> [DATASET ENTRIES]:
▬▬▬

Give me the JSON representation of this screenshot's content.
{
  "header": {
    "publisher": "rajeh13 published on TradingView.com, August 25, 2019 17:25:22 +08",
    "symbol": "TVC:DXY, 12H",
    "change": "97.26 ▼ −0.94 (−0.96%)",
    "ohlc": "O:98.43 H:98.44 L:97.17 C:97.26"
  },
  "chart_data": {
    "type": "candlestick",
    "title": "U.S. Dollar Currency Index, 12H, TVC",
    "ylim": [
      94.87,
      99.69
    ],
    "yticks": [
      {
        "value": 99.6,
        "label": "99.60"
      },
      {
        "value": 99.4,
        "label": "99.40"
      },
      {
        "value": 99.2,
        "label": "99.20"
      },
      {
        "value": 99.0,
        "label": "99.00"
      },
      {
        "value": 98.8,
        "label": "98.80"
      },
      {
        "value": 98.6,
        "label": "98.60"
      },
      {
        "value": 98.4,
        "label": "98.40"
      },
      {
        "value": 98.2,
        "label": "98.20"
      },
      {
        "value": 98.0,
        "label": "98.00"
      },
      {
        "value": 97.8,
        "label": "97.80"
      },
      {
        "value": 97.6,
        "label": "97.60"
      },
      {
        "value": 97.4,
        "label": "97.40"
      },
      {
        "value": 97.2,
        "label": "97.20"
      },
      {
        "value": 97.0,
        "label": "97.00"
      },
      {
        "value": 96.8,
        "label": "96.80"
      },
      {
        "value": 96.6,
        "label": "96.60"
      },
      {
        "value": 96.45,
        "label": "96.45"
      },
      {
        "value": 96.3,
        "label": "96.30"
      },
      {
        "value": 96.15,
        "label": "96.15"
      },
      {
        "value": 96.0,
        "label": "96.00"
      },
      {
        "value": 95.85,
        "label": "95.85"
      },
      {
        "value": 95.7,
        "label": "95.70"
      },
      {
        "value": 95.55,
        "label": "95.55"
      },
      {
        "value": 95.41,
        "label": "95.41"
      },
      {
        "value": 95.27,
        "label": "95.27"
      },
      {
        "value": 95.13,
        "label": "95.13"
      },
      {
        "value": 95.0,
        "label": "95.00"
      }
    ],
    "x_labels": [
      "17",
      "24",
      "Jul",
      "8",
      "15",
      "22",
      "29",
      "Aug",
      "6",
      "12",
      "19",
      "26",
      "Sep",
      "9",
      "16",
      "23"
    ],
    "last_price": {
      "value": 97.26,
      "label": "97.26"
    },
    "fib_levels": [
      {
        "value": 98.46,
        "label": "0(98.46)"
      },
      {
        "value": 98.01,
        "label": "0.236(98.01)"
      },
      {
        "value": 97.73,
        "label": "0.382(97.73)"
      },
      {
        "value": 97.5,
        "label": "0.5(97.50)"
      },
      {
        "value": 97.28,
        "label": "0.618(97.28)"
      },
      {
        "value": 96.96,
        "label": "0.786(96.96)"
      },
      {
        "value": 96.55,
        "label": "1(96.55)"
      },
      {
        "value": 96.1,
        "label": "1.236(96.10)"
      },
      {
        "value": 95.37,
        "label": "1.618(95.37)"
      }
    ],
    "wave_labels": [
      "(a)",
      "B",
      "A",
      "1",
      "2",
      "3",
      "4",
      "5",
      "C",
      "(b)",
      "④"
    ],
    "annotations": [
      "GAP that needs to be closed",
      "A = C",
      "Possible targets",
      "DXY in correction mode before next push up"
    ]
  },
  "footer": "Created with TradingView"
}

▬▬▬

> [EXERCISE DETAILS]: All of the lines above need to be given again exactly.

> [WRITTEN SOLUTION]:
Give me the JSON representation of this screenshot's content.
{
  "header": {
    "publisher": "rajeh13 published on TradingView.com, August 25, 2019 17:25:22 +08",
    "symbol": "TVC:DXY, 12H",
    "change": "97.26 ▼ −0.94 (−0.96%)",
    "ohlc": "O:98.43 H:98.44 L:97.17 C:97.26"
  },
  "chart_data": {
    "type": "candlestick",
    "title": "U.S. Dollar Currency Index, 12H, TVC",
    "ylim": [
      94.87,
      99.69
    ],
    "yticks": [
      {
        "value": 99.6,
        "label": "99.60"
      },
      {
        "value": 99.4,
        "label": "99.40"
      },
      {
        "value": 99.2,
        "label": "99.20"
      },
      {
        "value": 99.0,
        "label": "99.00"
      },
      {
        "value": 98.8,
        "label": "98.80"
      },
      {
        "value": 98.6,
        "label": "98.60"
      },
      {
        "value": 98.4,
        "label": "98.40"
      },
      {
        "value": 98.2,
        "label": "98.20"
      },
      {
        "value": 98.0,
        "label": "98.00"
      },
      {
        "value": 97.8,
        "label": "97.80"
      },
      {
        "value": 97.6,
        "label": "97.60"
      },
      {
        "value": 97.4,
        "label": "97.40"
      },
      {
        "value": 97.2,
        "label": "97.20"
      },
      {
        "value": 97.0,
        "label": "97.00"
      },
      {
        "value": 96.8,
        "label": "96.80"
      },
      {
        "value": 96.6,
        "label": "96.60"
      },
      {
        "value": 96.45,
        "label": "96.45"
      },
      {
        "value": 96.3,
        "label": "96.30"
      },
      {
        "value": 96.15,
        "label": "96.15"
      },
      {
        "value": 96.0,
        "label": "96.00"
      },
      {
        "value": 95.85,
        "label": "95.85"
      },
      {
        "value": 95.7,
        "label": "95.70"
      },
      {
        "value": 95.55,
        "label": "95.55"
      },
      {
        "value": 95.41,
        "label": "95.41"
      },
      {
        "value": 95.27,
        "label": "95.27"
      },
      {
        "value": 95.13,
        "label": "95.13"
      },
      {
        "value": 95.0,
        "label": "95.00"
      }
    ],
    "x_labels": [
      "17",
      "24",
      "Jul",
      "8",
      "15",
      "22",
      "29",
      "Aug",
      "6",
      "12",
      "19",
      "26",
      "Sep",
      "9",
      "16",
      "23"
    ],
    "last_price": {
      "value": 97.26,
      "label": "97.26"
    },
    "fib_levels": [
      {
        "value": 98.46,
        "label": "0(98.46)"
      },
      {
        "value": 98.01,
        "label": "0.236(98.01)"
      },
      {
        "value": 97.73,
        "label": "0.382(97.73)"
      },
      {
        "value": 97.5,
        "label": "0.5(97.50)"
      },
      {
        "value": 97.28,
        "label": "0.618(97.28)"
      },
      {
        "value": 96.96,
        "label": "0.786(96.96)"
      },
      {
        "value": 96.55,
        "label": "1(96.55)"
      },
      {
        "value": 96.1,
        "label": "1.236(96.10)"
      },
      {
        "value": 95.37,
        "label": "1.618(95.37)"
      }
    ],
    "wave_labels": [
      "(a)",
      "B",
      "A",
      "1",
      "2",
      "3",
      "4",
      "5",
      "C",
      "(b)",
      "④"
    ],
    "annotations": [
      "GAP that needs to be closed",
      "A = C",
      "Possible targets",
      "DXY in correction mode before next push up"
    ]
  },
  "footer": "Created with TradingView"
}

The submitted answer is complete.